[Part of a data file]
◇ ◇ ◇ ◇ ◇ ◇ ◇

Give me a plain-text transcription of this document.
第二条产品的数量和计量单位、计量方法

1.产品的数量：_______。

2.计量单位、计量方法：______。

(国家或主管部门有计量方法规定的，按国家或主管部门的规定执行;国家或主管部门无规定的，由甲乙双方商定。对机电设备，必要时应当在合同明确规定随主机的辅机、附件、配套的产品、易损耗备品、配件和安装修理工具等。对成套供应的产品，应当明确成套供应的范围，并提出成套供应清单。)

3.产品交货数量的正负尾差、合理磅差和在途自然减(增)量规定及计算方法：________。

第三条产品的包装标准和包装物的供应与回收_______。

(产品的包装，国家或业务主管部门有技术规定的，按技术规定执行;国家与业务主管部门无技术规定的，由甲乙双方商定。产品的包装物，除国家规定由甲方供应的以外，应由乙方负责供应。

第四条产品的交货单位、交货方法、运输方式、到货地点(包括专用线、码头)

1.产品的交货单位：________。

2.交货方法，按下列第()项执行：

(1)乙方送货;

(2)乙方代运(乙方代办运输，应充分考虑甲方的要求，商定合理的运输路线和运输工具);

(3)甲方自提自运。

◇ ◇ ◇ ◇ ◇ ◇ ◇

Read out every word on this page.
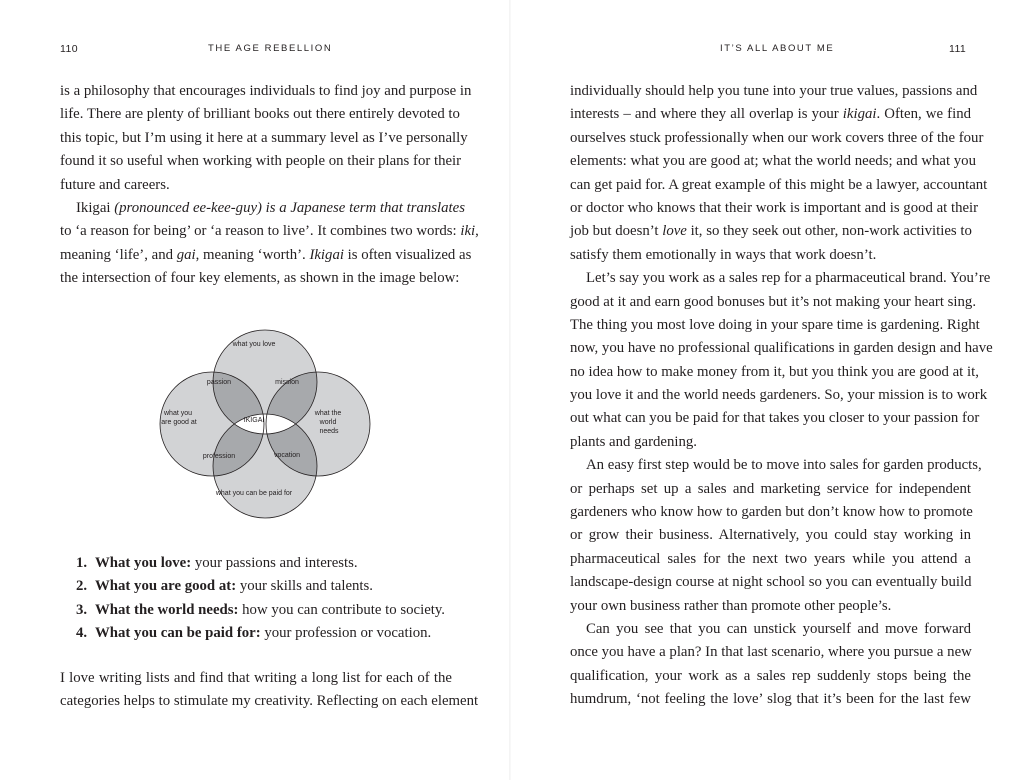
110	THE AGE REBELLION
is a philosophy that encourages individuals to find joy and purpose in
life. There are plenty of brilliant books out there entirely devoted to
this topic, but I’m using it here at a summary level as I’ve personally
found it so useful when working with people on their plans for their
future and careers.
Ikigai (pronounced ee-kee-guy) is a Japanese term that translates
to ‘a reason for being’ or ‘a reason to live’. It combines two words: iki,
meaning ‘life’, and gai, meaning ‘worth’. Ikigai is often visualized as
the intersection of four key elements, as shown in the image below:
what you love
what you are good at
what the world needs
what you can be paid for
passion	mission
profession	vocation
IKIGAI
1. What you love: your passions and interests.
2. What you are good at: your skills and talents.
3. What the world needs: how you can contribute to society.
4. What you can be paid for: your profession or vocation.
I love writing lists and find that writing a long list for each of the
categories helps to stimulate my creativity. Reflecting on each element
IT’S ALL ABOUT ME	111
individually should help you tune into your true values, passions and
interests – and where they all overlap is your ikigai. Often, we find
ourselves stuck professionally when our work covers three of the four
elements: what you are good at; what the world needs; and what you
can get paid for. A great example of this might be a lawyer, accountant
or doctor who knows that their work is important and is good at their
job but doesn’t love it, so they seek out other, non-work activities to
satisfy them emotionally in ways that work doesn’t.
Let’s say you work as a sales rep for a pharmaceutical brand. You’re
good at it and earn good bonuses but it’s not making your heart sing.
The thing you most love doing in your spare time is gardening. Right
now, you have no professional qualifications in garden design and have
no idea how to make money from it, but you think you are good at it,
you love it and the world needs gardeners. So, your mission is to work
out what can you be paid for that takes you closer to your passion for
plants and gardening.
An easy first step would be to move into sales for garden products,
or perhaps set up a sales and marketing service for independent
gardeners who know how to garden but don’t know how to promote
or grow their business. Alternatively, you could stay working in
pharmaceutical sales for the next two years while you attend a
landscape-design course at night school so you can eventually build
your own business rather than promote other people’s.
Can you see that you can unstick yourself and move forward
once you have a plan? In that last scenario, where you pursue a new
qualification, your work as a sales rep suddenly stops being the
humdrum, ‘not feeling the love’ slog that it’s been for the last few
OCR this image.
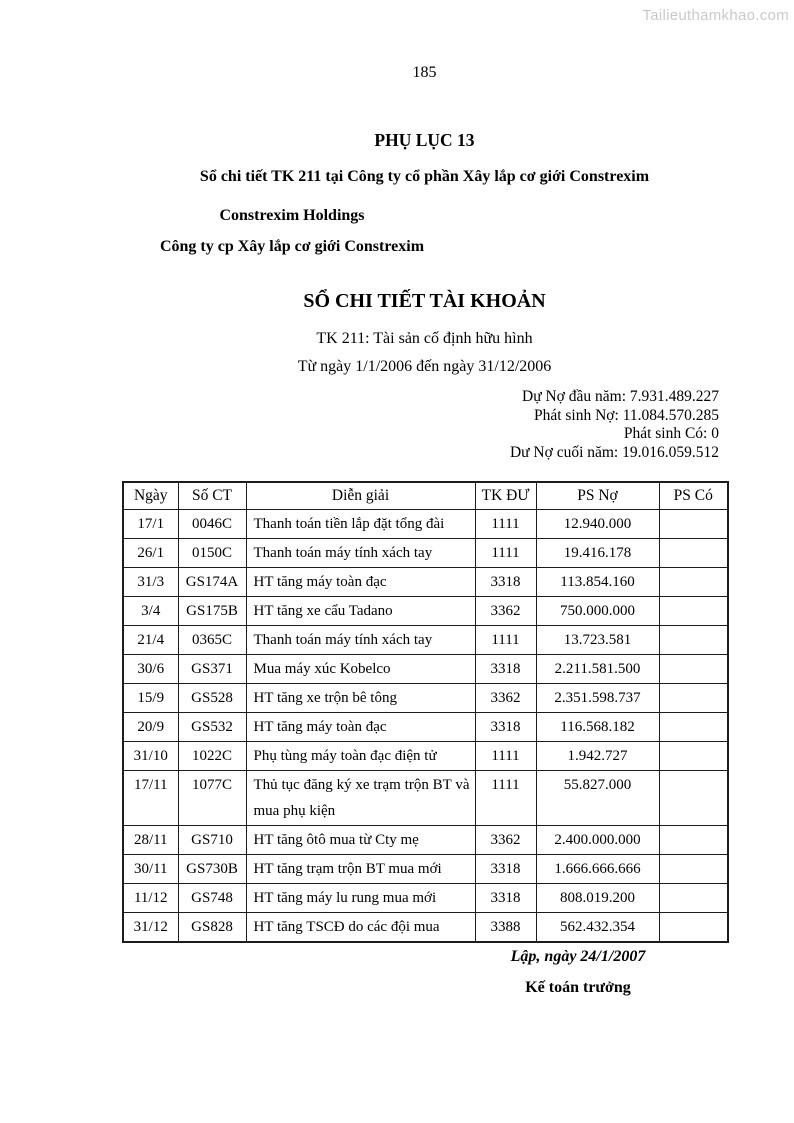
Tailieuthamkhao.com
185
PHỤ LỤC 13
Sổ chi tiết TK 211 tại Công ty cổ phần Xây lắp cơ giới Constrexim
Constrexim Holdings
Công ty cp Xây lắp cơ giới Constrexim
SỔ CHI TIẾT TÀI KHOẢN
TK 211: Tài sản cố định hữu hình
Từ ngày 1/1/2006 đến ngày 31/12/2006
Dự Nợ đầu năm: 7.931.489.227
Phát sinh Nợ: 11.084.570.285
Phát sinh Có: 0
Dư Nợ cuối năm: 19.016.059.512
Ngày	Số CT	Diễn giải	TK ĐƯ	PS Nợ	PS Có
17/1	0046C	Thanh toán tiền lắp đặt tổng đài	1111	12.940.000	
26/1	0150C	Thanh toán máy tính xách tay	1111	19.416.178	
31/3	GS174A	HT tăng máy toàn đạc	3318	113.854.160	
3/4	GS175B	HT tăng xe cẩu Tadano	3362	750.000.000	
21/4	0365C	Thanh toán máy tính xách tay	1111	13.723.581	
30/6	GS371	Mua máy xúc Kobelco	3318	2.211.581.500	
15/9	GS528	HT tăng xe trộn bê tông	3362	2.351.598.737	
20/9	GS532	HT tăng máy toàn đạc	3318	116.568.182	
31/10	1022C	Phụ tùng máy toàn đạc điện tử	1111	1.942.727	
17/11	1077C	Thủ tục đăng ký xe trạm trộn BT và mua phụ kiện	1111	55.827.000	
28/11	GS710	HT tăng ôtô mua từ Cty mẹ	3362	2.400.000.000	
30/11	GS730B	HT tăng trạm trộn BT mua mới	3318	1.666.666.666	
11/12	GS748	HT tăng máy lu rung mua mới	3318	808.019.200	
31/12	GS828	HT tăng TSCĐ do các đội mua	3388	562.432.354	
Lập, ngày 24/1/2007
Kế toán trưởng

◇ ◇ ◇ ◇ ◇ ◇ ◇

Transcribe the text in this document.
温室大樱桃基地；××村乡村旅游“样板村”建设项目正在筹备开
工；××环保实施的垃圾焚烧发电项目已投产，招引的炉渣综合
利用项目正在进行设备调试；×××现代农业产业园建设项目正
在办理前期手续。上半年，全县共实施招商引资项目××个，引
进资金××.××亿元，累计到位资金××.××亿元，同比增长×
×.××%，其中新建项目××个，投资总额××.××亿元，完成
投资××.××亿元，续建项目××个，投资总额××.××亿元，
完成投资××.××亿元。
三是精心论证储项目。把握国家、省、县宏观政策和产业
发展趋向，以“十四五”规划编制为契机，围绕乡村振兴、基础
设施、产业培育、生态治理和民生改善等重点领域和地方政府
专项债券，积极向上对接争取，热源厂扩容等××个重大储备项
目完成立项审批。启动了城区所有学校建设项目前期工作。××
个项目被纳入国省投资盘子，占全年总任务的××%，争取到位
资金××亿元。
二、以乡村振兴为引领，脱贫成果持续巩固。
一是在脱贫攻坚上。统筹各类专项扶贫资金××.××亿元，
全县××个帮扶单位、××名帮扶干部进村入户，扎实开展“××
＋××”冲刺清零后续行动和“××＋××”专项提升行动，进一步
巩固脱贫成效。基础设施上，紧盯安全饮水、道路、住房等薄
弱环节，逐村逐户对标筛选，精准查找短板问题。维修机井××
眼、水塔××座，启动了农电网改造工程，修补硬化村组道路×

◇ ◇ ◇ ◇ ◇ ◇ ◇

» **Goal**: Show all lines above holding "mission".

» **The response**:
passion	mission
you love it and the world needs gardeners. So, your mission is to work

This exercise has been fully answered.